• **Prompt**: Only the number is wanted: how many lines contain the string "функции"?

##### Data in this exercise #####

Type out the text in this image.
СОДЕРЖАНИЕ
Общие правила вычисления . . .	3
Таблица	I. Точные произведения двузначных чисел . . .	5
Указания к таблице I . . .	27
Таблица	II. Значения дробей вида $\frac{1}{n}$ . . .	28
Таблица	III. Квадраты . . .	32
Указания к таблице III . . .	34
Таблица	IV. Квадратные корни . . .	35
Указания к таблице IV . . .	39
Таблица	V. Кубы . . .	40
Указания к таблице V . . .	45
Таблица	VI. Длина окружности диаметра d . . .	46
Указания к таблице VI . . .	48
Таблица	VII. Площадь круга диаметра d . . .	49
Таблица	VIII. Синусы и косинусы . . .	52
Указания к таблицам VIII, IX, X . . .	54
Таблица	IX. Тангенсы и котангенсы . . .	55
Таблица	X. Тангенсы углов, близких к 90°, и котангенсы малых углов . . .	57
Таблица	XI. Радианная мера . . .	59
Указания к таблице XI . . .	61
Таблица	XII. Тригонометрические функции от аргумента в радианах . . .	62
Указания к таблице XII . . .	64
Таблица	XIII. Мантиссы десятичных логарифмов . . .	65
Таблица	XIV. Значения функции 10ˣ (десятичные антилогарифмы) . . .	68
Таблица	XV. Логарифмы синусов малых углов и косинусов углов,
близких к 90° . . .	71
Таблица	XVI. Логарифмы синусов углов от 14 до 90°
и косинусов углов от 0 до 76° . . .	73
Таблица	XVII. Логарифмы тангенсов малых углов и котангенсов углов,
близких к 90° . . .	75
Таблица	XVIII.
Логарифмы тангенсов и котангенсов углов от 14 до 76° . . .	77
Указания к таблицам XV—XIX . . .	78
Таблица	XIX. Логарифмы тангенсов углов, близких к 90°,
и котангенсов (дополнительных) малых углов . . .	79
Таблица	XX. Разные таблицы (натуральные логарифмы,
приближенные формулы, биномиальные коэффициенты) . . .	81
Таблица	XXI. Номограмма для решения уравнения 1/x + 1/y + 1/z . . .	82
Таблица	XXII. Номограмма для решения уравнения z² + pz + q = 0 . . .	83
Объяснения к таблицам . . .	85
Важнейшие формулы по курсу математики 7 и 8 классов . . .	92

#####

• **Exercise answer**: 2